[Dataset rows]
....

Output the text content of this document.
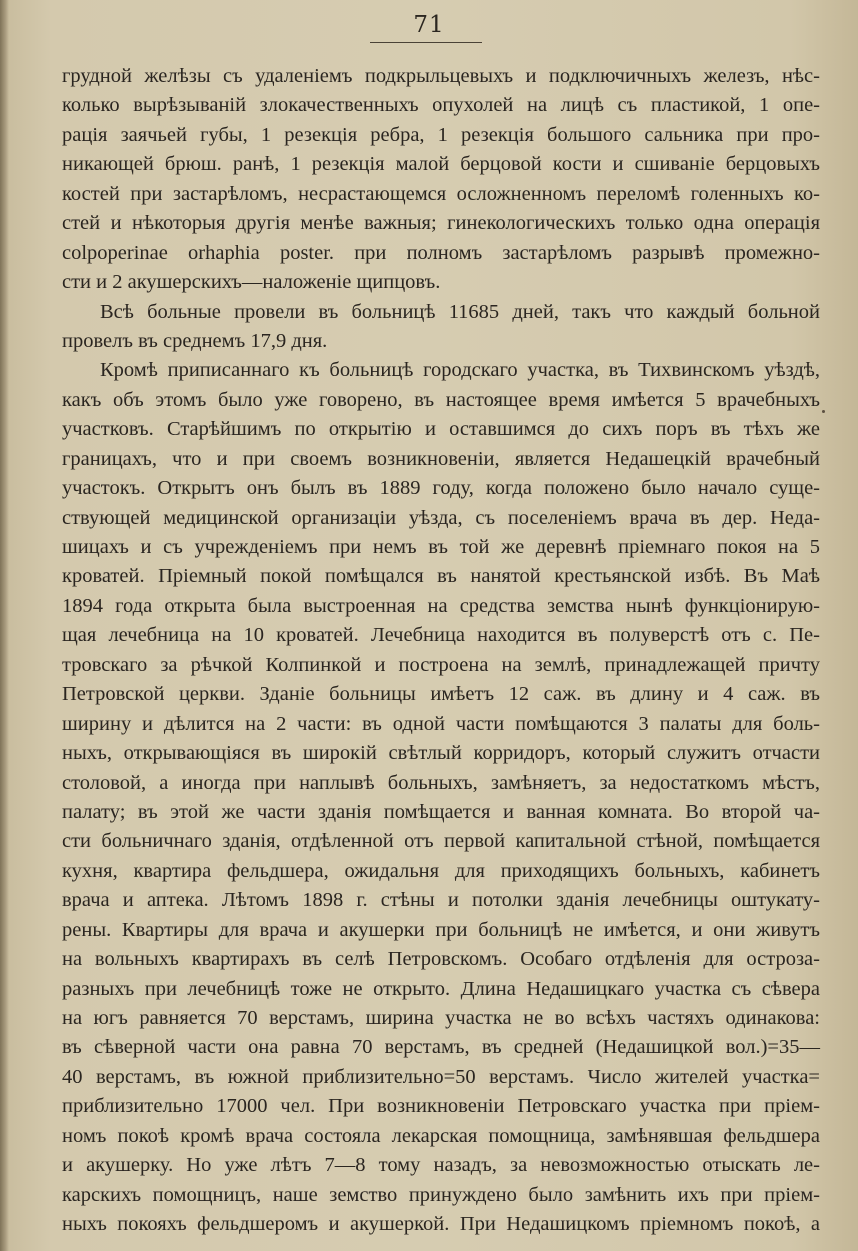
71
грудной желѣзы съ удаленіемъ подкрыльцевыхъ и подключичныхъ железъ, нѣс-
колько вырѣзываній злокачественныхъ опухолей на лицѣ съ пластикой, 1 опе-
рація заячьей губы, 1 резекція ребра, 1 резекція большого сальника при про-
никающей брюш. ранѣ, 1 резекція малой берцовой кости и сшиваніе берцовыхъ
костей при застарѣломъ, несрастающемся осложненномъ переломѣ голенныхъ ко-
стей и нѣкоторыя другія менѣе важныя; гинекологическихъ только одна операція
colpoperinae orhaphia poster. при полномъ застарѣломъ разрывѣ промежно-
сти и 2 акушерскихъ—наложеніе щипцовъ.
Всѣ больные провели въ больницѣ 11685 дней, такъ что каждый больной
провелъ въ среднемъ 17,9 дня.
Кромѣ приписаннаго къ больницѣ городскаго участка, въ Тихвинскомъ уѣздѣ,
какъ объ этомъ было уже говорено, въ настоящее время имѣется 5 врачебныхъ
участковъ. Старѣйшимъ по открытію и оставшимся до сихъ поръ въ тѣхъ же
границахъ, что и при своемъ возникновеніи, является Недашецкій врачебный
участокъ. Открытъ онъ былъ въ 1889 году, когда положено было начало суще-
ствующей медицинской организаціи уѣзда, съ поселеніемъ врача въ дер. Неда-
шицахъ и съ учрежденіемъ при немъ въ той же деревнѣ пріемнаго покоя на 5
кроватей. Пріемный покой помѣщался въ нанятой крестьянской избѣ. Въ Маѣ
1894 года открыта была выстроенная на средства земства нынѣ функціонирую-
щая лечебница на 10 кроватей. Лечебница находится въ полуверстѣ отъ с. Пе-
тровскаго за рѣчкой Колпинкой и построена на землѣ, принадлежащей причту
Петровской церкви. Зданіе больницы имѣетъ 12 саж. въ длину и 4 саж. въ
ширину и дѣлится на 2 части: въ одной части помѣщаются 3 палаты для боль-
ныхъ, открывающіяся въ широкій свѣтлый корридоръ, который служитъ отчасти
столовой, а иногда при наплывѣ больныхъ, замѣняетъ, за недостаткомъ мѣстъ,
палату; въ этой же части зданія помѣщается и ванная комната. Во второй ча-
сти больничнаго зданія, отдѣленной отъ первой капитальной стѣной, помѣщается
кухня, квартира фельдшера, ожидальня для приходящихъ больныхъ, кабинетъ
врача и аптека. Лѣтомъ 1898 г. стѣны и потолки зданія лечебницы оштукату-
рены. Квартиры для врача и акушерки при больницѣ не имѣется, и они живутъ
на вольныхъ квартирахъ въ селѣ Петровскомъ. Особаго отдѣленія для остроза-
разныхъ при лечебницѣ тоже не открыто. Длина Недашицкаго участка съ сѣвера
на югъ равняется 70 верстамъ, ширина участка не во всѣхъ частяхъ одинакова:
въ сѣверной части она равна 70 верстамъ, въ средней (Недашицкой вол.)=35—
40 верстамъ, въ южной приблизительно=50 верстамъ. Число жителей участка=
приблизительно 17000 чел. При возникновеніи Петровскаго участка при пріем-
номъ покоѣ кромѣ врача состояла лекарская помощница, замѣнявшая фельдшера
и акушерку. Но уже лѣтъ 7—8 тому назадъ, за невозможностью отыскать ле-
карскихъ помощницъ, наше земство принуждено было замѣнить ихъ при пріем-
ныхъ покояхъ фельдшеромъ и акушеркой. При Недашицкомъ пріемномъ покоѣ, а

....

* What you have to do:
Exactly reproduce each record, leaving out any pictures.

* Reply to the exercise:
Output the text content of this document.
71
грудной желѣзы съ удаленіемъ подкрыльцевыхъ и подключичныхъ железъ, нѣс-
колько вырѣзываній злокачественныхъ опухолей на лицѣ съ пластикой, 1 опе-
рація заячьей губы, 1 резекція ребра, 1 резекція большого сальника при про-
никающей брюш. ранѣ, 1 резекція малой берцовой кости и сшиваніе берцовыхъ
костей при застарѣломъ, несрастающемся осложненномъ переломѣ голенныхъ ко-
стей и нѣкоторыя другія менѣе важныя; гинекологическихъ только одна операція
colpoperinae orhaphia poster. при полномъ застарѣломъ разрывѣ промежно-
сти и 2 акушерскихъ—наложеніе щипцовъ.
Всѣ больные провели въ больницѣ 11685 дней, такъ что каждый больной
провелъ въ среднемъ 17,9 дня.
Кромѣ приписаннаго къ больницѣ городскаго участка, въ Тихвинскомъ уѣздѣ,
какъ объ этомъ было уже говорено, въ настоящее время имѣется 5 врачебныхъ
участковъ. Старѣйшимъ по открытію и оставшимся до сихъ поръ въ тѣхъ же
границахъ, что и при своемъ возникновеніи, является Недашецкій врачебный
участокъ. Открытъ онъ былъ въ 1889 году, когда положено было начало суще-
ствующей медицинской организаціи уѣзда, съ поселеніемъ врача въ дер. Неда-
шицахъ и съ учрежденіемъ при немъ въ той же деревнѣ пріемнаго покоя на 5
кроватей. Пріемный покой помѣщался въ нанятой крестьянской избѣ. Въ Маѣ
1894 года открыта была выстроенная на средства земства нынѣ функціонирую-
щая лечебница на 10 кроватей. Лечебница находится въ полуверстѣ отъ с. Пе-
тровскаго за рѣчкой Колпинкой и построена на землѣ, принадлежащей причту
Петровской церкви. Зданіе больницы имѣетъ 12 саж. въ длину и 4 саж. въ
ширину и дѣлится на 2 части: въ одной части помѣщаются 3 палаты для боль-
ныхъ, открывающіяся въ широкій свѣтлый корридоръ, который служитъ отчасти
столовой, а иногда при наплывѣ больныхъ, замѣняетъ, за недостаткомъ мѣстъ,
палату; въ этой же части зданія помѣщается и ванная комната. Во второй ча-
сти больничнаго зданія, отдѣленной отъ первой капитальной стѣной, помѣщается
кухня, квартира фельдшера, ожидальня для приходящихъ больныхъ, кабинетъ
врача и аптека. Лѣтомъ 1898 г. стѣны и потолки зданія лечебницы оштукату-
рены. Квартиры для врача и акушерки при больницѣ не имѣется, и они живутъ
на вольныхъ квартирахъ въ селѣ Петровскомъ. Особаго отдѣленія для остроза-
разныхъ при лечебницѣ тоже не открыто. Длина Недашицкаго участка съ сѣвера
на югъ равняется 70 верстамъ, ширина участка не во всѣхъ частяхъ одинакова:
въ сѣверной части она равна 70 верстамъ, въ средней (Недашицкой вол.)=35—
40 верстамъ, въ южной приблизительно=50 верстамъ. Число жителей участка=
приблизительно 17000 чел. При возникновеніи Петровскаго участка при пріем-
номъ покоѣ кромѣ врача состояла лекарская помощница, замѣнявшая фельдшера
и акушерку. Но уже лѣтъ 7—8 тому назадъ, за невозможностью отыскать ле-
карскихъ помощницъ, наше земство принуждено было замѣнить ихъ при пріем-
ныхъ покояхъ фельдшеромъ и акушеркой. При Недашицкомъ пріемномъ покоѣ, а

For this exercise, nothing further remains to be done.